Data entries:

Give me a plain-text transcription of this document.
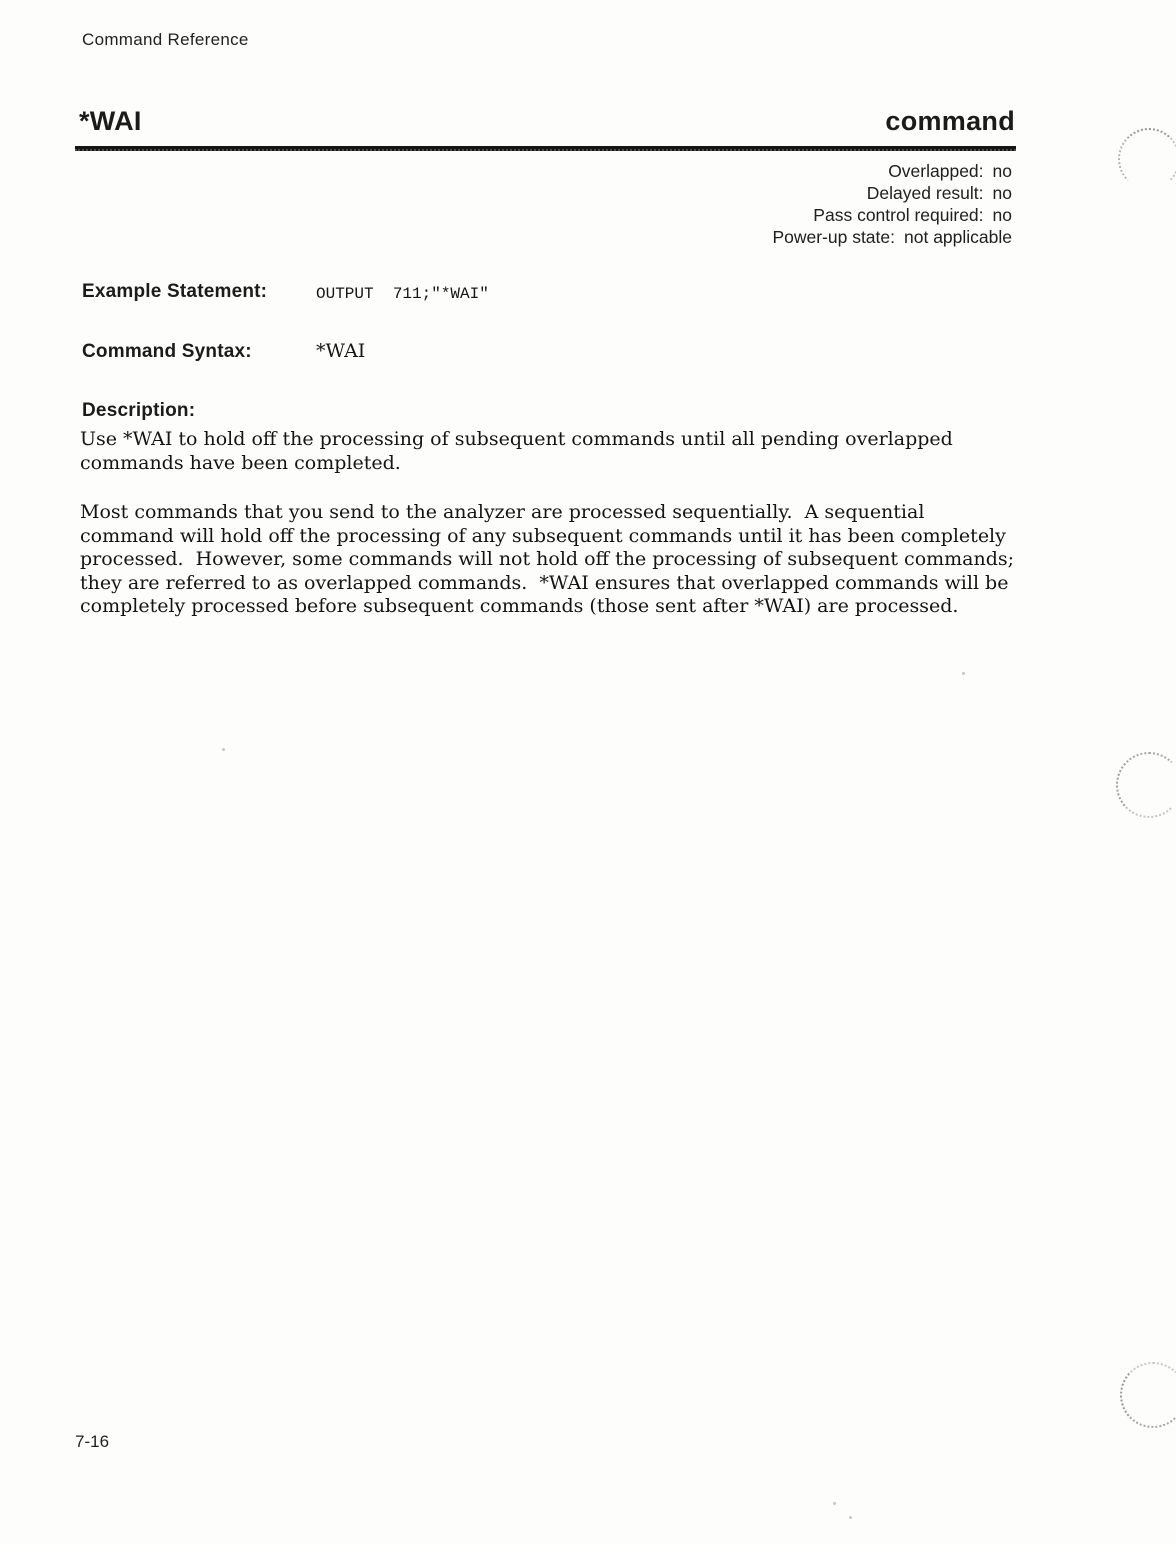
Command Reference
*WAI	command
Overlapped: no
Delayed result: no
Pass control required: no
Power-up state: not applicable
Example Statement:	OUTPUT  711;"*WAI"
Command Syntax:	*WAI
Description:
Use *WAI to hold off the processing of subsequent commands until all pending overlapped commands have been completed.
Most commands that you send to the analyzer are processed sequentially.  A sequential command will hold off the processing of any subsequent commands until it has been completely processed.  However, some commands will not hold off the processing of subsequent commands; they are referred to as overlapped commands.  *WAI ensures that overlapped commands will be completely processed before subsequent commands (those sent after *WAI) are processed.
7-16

PROBLEM TO WORK ON >> Reproduce the material above verbatim; omit every picture.

TASK RESULT >>
Give me a plain-text transcription of this document.
Command Reference
*WAI	command
Overlapped: no
Delayed result: no
Pass control required: no
Power-up state: not applicable
Example Statement:	OUTPUT  711;"*WAI"
Command Syntax:	*WAI
Description:
Use *WAI to hold off the processing of subsequent commands until all pending overlapped commands have been completed.
Most commands that you send to the analyzer are processed sequentially.  A sequential command will hold off the processing of any subsequent commands until it has been completely processed.  However, some commands will not hold off the processing of subsequent commands; they are referred to as overlapped commands.  *WAI ensures that overlapped commands will be completely processed before subsequent commands (those sent after *WAI) are processed.
7-16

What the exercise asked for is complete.